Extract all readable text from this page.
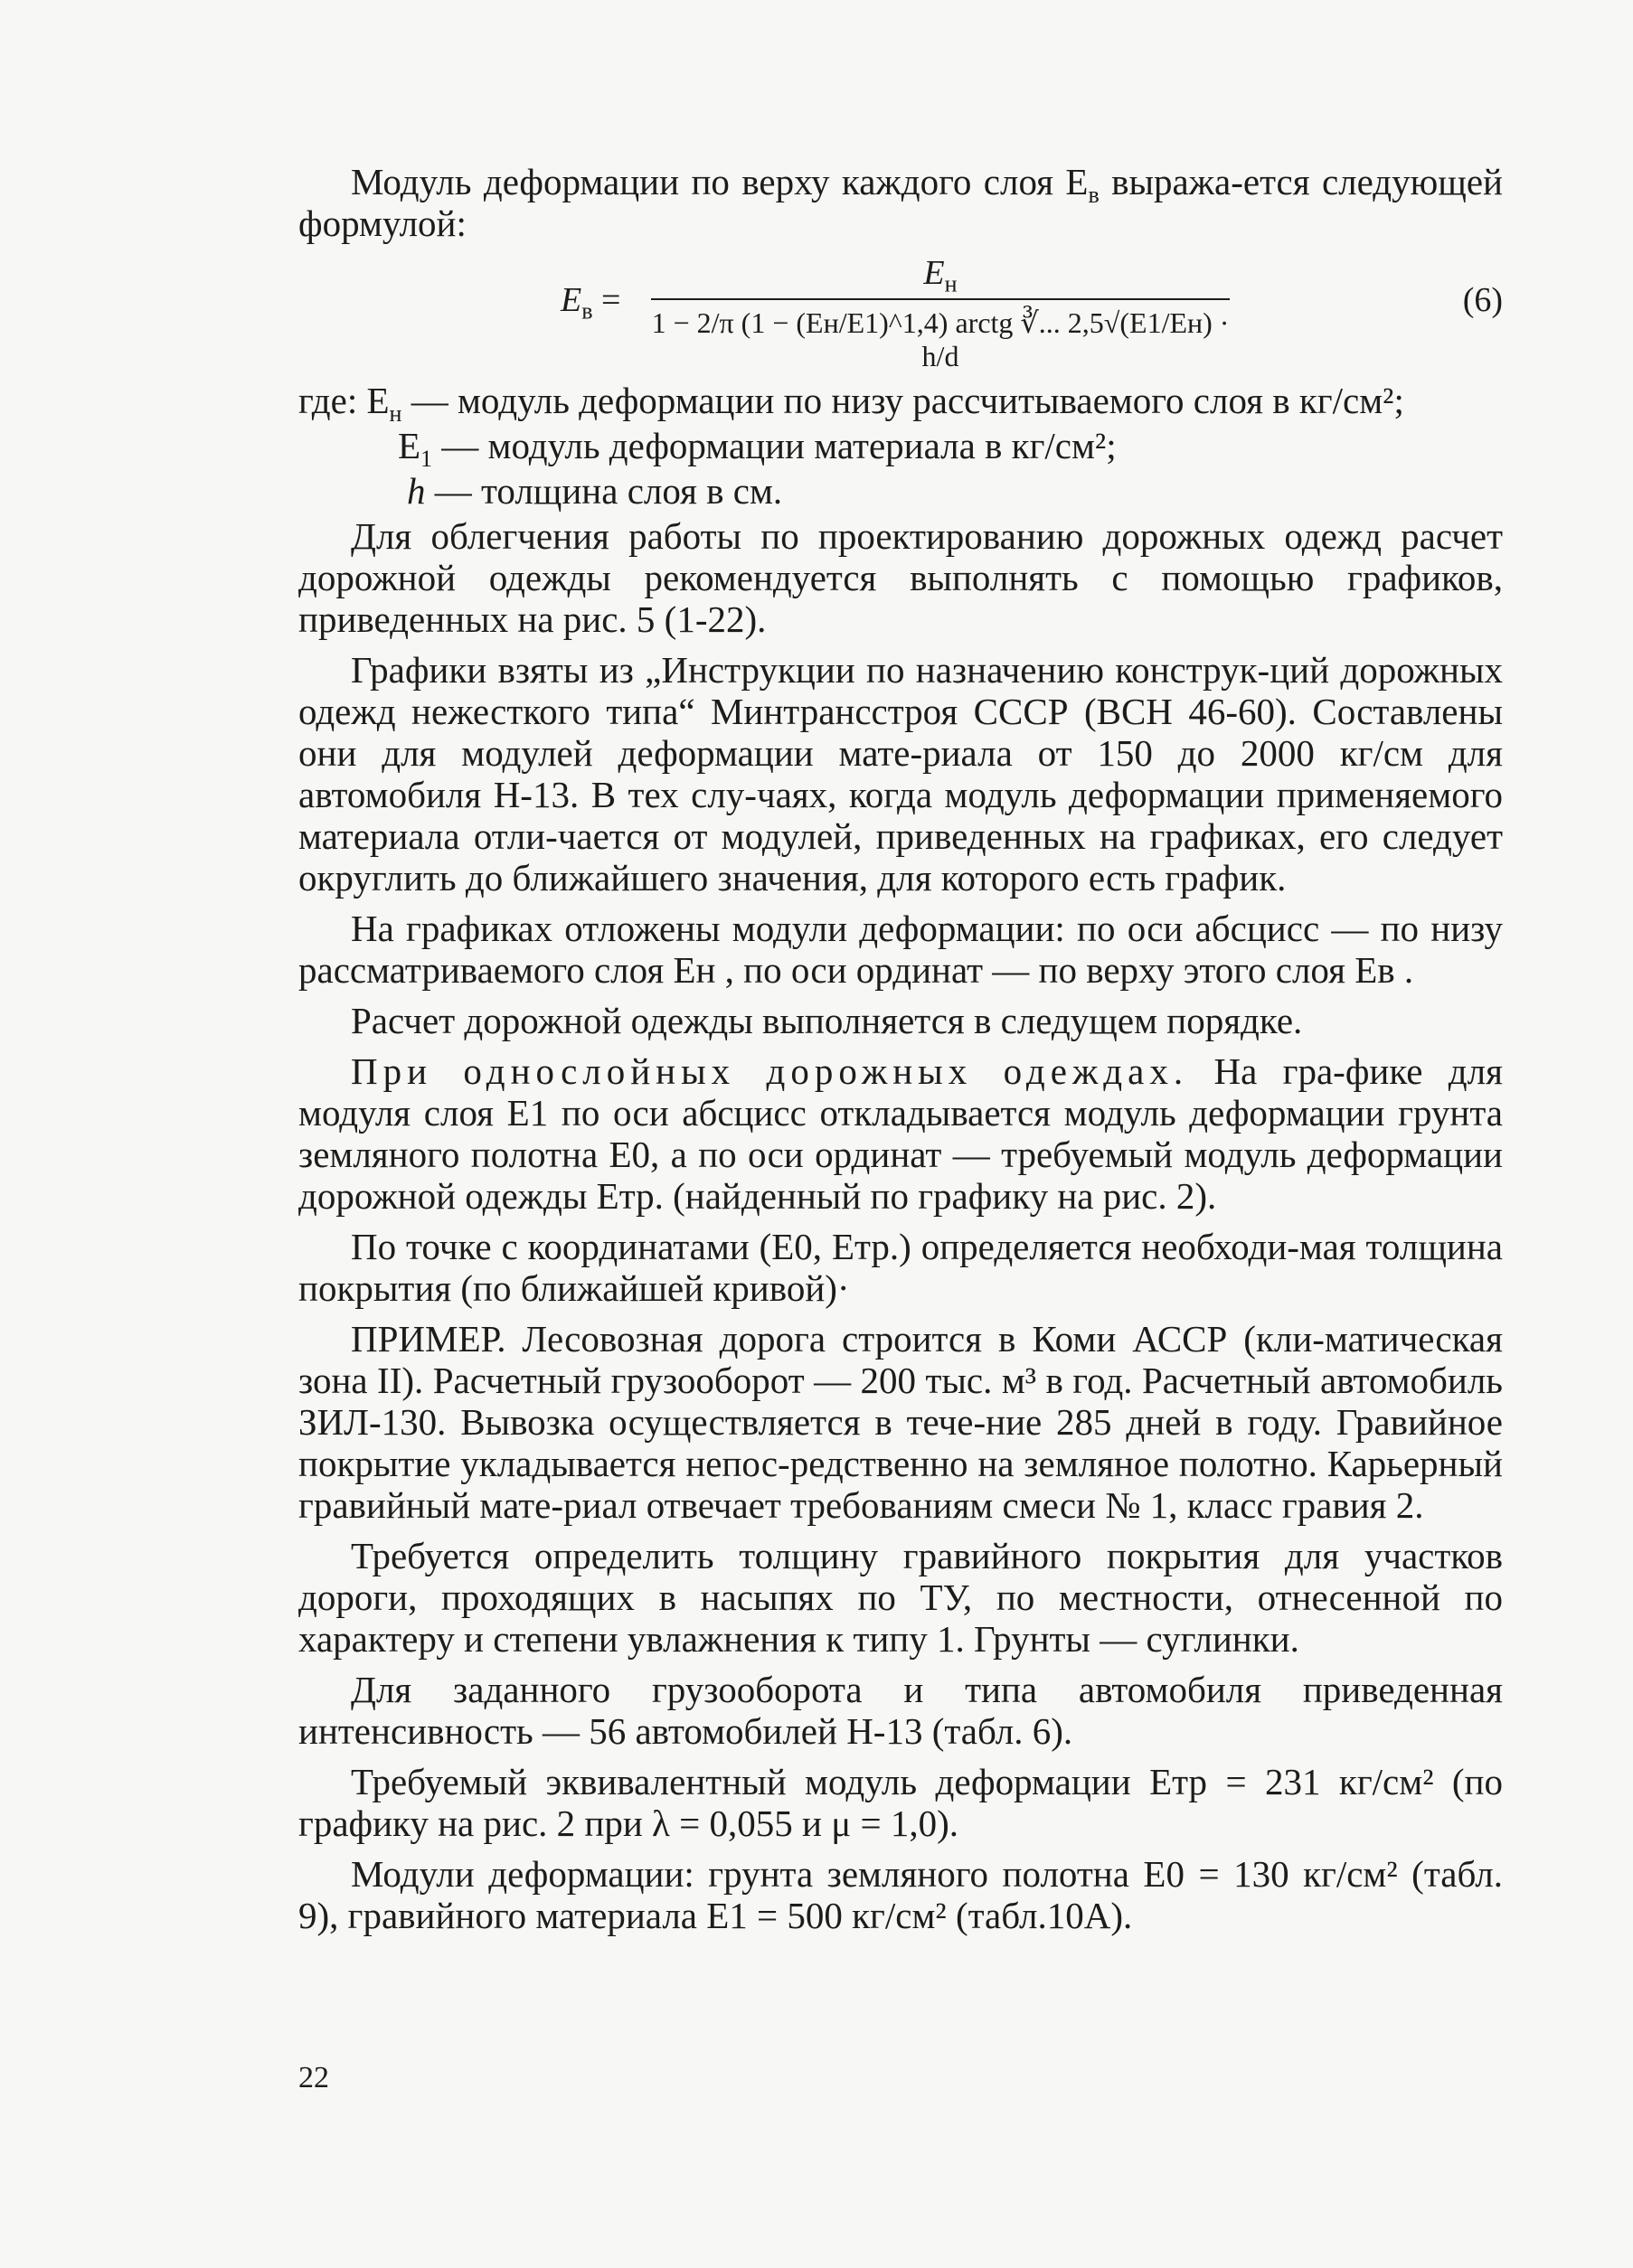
Модуль деформации по верху каждого слоя $E_в$ выража-ется следующей формулой:

$E_в$ =
$E_н$
1 − 2/π (1 − (Eн/E1)^1,4) arctg ∛... 2,5√(E1/Eн) · h/d
(6)

где: $E_н$ — модуль деформации по низу рассчитываемого слоя в кг/см²;

$E_1$ — модуль деформации материала в кг/см²;

h — толщина слоя в см.

Для облегчения работы по проектированию дорожных одежд расчет дорожной одежды рекомендуется выполнять с помощью графиков, приведенных на рис. 5 (1-22).

Графики взяты из „Инструкции по назначению конструк-ций дорожных одежд нежесткого типа“ Минтрансстроя СССР (ВСН 46-60). Составлены они для модулей деформации мате-риала от 150 до 2000 кг/см для автомобиля Н-13. В тех слу-чаях, когда модуль деформации применяемого материала отли-чается от модулей, приведенных на графиках, его следует округлить до ближайшего значения, для которого есть график.

На графиках отложены модули деформации: по оси абсцисс — по низу рассматриваемого слоя Eн , по оси ординат — по верху этого слоя Eв .

Расчет дорожной одежды выполняется в следущем порядке.

При однослойных дорожных одеждах. На гра-фике для модуля слоя E1 по оси абсцисс откладывается модуль деформации грунта земляного полотна E0, а по оси ординат — требуемый модуль деформации дорожной одежды Eтр. (найденный по графику на рис. 2).

По точке с координатами (E0, Eтр.) определяется необходи-мая толщина покрытия (по ближайшей кривой)·

ПРИМЕР. Лесовозная дорога строится в Коми АССР (кли-матическая зона II). Расчетный грузооборот — 200 тыс. м³ в год. Расчетный автомобиль ЗИЛ-130. Вывозка осуществляется в тече-ние 285 дней в году. Гравийное покрытие укладывается непос-редственно на земляное полотно. Карьерный гравийный мате-риал отвечает требованиям смеси № 1, класс гравия 2.

Требуется определить толщину гравийного покрытия для участков дороги, проходящих в насыпях по ТУ, по местности, отнесенной по характеру и степени увлажнения к типу 1. Грунты — суглинки.

Для заданного грузооборота и типа автомобиля приведенная интенсивность — 56 автомобилей Н-13 (табл. 6).

Требуемый эквивалентный модуль деформации Eтр = 231 кг/см² (по графику на рис. 2 при λ = 0,055 и μ = 1,0).

Модули деформации: грунта земляного полотна E0 = 130 кг/см² (табл. 9), гравийного материала E1 = 500 кг/см² (табл.10А).

22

^^^^

Reproduce the entries above word for word. Pictures stay out.

Extract all readable text from this page.
Модуль деформации по верху каждого слоя $E_в$ выража-ется следующей формулой:

$E_в$ =
$E_н$
1 − 2/π (1 − (Eн/E1)^1,4) arctg ∛... 2,5√(E1/Eн) · h/d
(6)

где: $E_н$ — модуль деформации по низу рассчитываемого слоя в кг/см²;

$E_1$ — модуль деформации материала в кг/см²;

h — толщина слоя в см.

Для облегчения работы по проектированию дорожных одежд расчет дорожной одежды рекомендуется выполнять с помощью графиков, приведенных на рис. 5 (1-22).

Графики взяты из „Инструкции по назначению конструк-ций дорожных одежд нежесткого типа“ Минтрансстроя СССР (ВСН 46-60). Составлены они для модулей деформации мате-риала от 150 до 2000 кг/см для автомобиля Н-13. В тех слу-чаях, когда модуль деформации применяемого материала отли-чается от модулей, приведенных на графиках, его следует округлить до ближайшего значения, для которого есть график.

На графиках отложены модули деформации: по оси абсцисс — по низу рассматриваемого слоя Eн , по оси ординат — по верху этого слоя Eв .

Расчет дорожной одежды выполняется в следущем порядке.

При однослойных дорожных одеждах. На гра-фике для модуля слоя E1 по оси абсцисс откладывается модуль деформации грунта земляного полотна E0, а по оси ординат — требуемый модуль деформации дорожной одежды Eтр. (найденный по графику на рис. 2).

По точке с координатами (E0, Eтр.) определяется необходи-мая толщина покрытия (по ближайшей кривой)·

ПРИМЕР. Лесовозная дорога строится в Коми АССР (кли-матическая зона II). Расчетный грузооборот — 200 тыс. м³ в год. Расчетный автомобиль ЗИЛ-130. Вывозка осуществляется в тече-ние 285 дней в году. Гравийное покрытие укладывается непос-редственно на земляное полотно. Карьерный гравийный мате-риал отвечает требованиям смеси № 1, класс гравия 2.

Требуется определить толщину гравийного покрытия для участков дороги, проходящих в насыпях по ТУ, по местности, отнесенной по характеру и степени увлажнения к типу 1. Грунты — суглинки.

Для заданного грузооборота и типа автомобиля приведенная интенсивность — 56 автомобилей Н-13 (табл. 6).

Требуемый эквивалентный модуль деформации Eтр = 231 кг/см² (по графику на рис. 2 при λ = 0,055 и μ = 1,0).

Модули деформации: грунта земляного полотна E0 = 130 кг/см² (табл. 9), гравийного материала E1 = 500 кг/см² (табл.10А).

22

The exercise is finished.